> _Exercise_: Which lines hold the word "screenshot"? Copy each of them from the material.

Records from a collection of figures:
..........

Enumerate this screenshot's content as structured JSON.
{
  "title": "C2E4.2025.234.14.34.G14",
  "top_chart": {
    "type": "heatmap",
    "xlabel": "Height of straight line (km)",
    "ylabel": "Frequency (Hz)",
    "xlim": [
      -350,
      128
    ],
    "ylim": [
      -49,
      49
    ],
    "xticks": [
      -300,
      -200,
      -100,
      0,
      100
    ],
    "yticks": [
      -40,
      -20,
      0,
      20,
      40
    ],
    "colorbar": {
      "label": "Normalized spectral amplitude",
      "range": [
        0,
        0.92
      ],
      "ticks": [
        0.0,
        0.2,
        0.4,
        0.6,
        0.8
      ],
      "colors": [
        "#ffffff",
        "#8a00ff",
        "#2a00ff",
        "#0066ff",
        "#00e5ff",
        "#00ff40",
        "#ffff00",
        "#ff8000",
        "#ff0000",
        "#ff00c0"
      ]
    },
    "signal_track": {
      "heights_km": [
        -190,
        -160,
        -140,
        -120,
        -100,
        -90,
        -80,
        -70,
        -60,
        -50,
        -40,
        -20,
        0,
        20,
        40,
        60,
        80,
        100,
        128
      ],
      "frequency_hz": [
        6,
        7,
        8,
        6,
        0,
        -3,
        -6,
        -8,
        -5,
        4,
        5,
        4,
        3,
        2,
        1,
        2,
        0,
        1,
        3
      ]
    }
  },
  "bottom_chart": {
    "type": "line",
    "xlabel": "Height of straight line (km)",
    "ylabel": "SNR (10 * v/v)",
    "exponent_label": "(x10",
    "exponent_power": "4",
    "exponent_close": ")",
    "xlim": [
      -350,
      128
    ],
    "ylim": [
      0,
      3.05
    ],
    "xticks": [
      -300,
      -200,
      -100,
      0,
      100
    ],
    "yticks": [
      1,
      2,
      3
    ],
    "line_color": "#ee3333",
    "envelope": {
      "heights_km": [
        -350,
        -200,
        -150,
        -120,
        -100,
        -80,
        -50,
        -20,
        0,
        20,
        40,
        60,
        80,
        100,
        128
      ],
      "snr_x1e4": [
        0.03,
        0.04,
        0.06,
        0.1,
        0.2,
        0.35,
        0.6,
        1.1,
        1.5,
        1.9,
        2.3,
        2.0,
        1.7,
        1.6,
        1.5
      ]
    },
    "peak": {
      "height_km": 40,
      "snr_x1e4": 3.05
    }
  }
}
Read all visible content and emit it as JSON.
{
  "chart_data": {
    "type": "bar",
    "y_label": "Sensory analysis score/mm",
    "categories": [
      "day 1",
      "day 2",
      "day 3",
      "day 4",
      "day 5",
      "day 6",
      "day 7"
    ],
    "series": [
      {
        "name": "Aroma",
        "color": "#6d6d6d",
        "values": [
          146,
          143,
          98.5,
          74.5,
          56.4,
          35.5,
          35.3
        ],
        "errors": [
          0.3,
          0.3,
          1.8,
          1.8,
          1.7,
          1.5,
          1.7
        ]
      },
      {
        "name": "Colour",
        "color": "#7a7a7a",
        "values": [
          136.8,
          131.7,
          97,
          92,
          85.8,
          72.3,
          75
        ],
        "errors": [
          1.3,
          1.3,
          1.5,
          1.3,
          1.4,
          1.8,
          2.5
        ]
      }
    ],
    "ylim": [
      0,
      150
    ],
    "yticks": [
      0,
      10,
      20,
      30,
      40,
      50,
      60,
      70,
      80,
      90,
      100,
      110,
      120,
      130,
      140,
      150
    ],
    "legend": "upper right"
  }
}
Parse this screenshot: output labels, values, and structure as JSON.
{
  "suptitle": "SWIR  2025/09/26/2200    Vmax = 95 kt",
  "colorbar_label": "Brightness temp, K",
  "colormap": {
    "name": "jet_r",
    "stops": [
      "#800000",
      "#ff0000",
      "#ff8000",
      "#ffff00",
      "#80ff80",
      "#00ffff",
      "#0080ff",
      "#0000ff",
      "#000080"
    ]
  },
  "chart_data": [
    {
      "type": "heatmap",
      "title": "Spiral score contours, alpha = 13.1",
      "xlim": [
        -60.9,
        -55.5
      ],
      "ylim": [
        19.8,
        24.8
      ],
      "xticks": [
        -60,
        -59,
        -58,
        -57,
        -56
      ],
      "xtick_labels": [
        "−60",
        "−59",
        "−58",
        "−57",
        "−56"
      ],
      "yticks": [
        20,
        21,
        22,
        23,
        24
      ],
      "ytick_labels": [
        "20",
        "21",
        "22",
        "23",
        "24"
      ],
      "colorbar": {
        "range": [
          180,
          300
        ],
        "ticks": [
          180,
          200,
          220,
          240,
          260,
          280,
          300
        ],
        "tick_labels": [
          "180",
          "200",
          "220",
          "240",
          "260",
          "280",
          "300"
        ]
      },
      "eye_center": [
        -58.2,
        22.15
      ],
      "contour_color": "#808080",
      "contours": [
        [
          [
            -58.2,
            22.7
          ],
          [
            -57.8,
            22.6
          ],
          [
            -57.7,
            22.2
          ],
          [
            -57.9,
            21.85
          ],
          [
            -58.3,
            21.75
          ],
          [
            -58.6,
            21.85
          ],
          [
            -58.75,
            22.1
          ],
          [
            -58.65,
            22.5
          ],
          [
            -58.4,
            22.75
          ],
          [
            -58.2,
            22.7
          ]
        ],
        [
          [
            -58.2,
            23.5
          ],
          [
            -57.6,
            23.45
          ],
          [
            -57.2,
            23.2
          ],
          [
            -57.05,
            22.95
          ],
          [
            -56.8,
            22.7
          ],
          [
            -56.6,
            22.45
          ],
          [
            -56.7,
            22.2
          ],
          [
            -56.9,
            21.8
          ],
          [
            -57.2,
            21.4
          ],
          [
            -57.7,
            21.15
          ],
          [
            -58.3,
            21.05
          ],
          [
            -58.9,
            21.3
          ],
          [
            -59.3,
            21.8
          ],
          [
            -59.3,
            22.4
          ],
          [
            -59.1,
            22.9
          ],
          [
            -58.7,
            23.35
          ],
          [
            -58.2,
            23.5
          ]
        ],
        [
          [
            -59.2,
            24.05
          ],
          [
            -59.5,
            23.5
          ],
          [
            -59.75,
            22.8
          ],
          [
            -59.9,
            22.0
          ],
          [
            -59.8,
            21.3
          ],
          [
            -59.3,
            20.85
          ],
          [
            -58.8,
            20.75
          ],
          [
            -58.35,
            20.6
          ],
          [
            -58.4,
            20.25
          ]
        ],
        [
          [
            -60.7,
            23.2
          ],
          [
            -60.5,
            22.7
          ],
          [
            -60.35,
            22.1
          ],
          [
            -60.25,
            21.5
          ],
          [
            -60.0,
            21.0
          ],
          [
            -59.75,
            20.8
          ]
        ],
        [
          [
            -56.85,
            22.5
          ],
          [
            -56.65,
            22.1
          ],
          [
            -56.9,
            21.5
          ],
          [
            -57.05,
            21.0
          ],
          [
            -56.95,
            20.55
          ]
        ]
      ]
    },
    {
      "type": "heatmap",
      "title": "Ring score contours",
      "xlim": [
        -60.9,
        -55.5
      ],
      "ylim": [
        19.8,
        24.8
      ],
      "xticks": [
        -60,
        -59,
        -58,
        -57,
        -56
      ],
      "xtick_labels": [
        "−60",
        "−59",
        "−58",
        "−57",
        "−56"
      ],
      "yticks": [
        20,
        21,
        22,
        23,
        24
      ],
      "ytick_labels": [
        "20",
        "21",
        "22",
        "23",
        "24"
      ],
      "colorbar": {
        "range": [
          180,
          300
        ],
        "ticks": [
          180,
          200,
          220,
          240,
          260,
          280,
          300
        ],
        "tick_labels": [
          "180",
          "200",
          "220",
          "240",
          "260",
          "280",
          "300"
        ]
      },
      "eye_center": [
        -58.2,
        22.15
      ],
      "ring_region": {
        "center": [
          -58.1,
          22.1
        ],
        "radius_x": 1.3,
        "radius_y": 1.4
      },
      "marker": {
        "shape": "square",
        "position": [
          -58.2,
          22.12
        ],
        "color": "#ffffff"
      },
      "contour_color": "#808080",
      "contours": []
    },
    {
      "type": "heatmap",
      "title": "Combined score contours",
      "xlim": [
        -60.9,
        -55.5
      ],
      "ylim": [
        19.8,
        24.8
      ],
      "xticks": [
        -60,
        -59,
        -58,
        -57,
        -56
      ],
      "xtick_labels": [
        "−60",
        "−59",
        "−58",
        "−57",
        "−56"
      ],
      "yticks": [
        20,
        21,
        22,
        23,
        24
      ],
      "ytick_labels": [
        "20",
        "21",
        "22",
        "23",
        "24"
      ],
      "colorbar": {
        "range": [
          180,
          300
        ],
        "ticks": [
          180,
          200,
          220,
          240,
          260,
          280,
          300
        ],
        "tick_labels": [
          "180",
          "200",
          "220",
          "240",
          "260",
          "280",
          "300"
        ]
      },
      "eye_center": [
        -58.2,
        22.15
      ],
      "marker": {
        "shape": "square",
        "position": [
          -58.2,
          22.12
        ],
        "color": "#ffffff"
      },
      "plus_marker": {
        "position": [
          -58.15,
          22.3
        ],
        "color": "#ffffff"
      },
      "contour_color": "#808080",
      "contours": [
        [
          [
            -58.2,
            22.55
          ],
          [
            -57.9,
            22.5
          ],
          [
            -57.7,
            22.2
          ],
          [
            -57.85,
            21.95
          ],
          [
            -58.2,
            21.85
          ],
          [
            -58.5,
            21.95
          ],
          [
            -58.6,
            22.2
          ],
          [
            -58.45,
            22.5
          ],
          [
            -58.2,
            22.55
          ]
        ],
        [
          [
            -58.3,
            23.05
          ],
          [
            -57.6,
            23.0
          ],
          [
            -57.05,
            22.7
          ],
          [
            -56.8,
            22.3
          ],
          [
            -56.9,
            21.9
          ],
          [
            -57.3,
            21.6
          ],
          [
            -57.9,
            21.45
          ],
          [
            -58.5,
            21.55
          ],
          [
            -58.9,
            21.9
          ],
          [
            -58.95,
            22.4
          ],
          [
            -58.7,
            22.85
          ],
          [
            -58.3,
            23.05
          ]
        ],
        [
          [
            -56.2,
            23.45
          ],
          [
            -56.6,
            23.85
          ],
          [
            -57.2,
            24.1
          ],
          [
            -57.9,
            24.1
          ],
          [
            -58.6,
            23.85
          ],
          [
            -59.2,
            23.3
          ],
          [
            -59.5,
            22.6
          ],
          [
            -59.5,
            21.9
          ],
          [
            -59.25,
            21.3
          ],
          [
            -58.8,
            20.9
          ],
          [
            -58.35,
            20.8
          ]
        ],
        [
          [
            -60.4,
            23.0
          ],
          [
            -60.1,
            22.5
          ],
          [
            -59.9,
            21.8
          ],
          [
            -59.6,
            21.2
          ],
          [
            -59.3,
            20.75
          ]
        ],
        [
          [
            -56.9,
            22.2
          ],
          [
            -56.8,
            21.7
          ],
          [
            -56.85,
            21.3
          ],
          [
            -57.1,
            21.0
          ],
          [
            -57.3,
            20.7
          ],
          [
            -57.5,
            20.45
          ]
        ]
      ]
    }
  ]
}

..........

> _Solution to this problem_:
Enumerate this screenshot's content as structured JSON.
Parse this screenshot: output labels, values, and structure as JSON.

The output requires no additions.